• [Given request] Go through the entries one line at a time, and gather every line that has the word "Óbitos".

• [Supplied material]
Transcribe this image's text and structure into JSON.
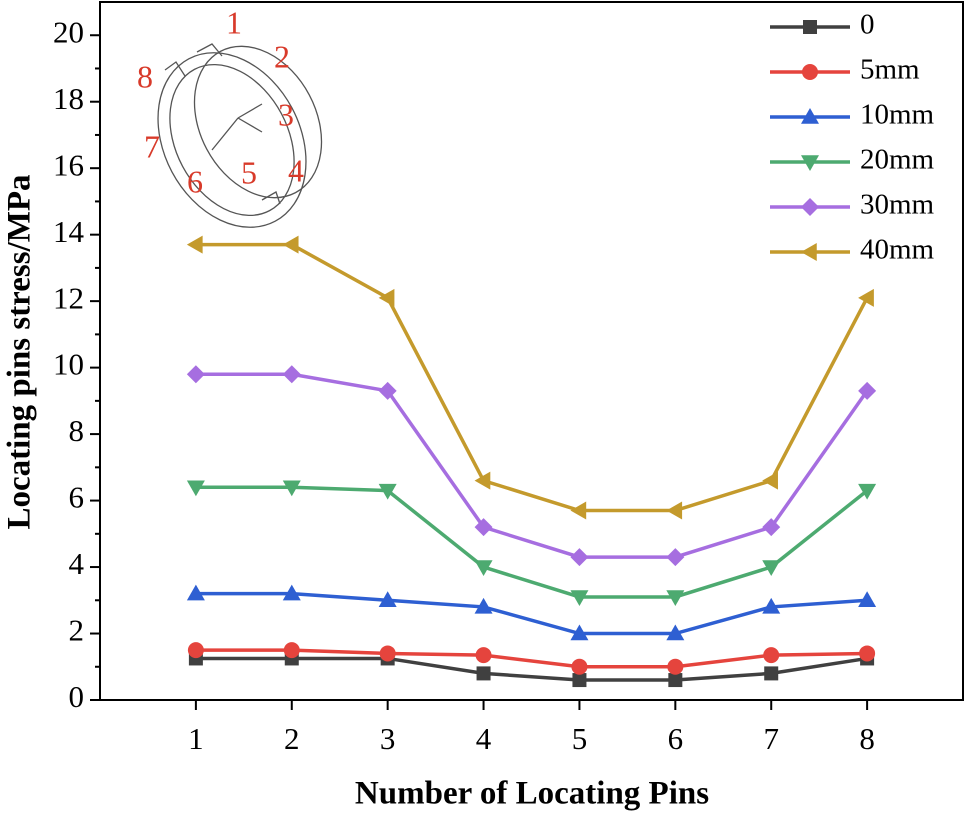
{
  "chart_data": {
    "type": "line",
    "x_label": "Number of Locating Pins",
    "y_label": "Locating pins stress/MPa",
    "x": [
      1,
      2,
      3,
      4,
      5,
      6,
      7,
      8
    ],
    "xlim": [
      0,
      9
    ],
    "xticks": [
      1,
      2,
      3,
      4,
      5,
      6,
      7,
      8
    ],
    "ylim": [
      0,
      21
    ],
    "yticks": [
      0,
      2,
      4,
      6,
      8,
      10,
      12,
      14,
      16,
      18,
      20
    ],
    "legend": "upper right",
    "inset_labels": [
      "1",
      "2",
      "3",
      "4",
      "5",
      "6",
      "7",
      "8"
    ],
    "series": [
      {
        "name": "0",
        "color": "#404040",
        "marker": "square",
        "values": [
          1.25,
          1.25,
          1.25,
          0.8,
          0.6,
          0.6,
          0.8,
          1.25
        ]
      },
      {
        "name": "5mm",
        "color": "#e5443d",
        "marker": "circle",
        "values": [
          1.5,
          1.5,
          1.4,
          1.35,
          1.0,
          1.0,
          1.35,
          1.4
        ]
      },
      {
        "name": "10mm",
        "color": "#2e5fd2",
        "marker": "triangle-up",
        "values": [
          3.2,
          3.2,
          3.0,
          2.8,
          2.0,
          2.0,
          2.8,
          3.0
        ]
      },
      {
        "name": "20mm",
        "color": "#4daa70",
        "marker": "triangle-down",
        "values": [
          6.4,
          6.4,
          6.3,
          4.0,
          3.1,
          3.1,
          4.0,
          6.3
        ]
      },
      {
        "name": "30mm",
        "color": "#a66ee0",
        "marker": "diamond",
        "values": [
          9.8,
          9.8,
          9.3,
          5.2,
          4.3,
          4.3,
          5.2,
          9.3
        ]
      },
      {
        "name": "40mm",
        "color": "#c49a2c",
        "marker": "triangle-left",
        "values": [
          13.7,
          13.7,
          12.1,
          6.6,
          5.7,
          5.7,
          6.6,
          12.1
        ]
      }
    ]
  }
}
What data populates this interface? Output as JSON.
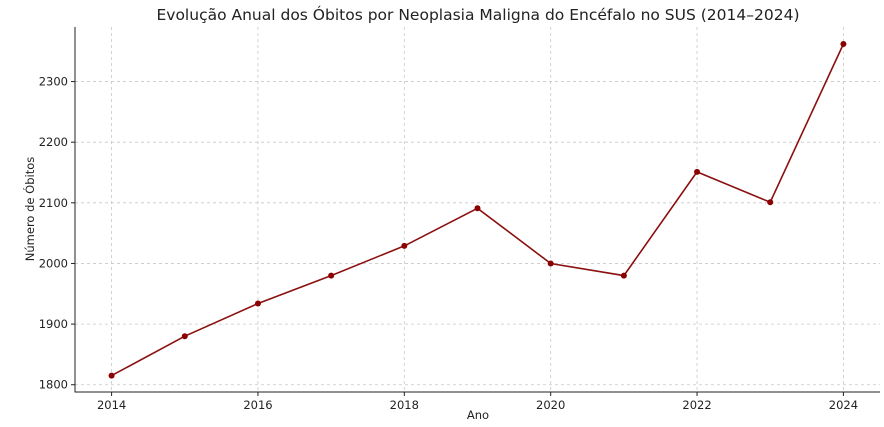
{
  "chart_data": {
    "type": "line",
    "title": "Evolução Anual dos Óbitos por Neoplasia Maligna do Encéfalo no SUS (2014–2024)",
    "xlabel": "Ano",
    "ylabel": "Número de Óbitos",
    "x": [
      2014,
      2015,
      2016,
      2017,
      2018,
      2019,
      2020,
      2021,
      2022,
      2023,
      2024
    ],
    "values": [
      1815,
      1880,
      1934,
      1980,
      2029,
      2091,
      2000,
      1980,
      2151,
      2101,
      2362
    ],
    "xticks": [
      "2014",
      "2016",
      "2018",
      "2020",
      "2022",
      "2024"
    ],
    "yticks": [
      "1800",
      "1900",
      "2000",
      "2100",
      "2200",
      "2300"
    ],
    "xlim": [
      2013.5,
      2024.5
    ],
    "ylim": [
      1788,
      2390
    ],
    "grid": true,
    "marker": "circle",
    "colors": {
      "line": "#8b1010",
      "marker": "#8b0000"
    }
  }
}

• [Correct output]
    "title": "Evolução Anual dos Óbitos por Neoplasia Maligna do Encéfalo no SUS (2014–2024)",
    "ylabel": "Número de Óbitos",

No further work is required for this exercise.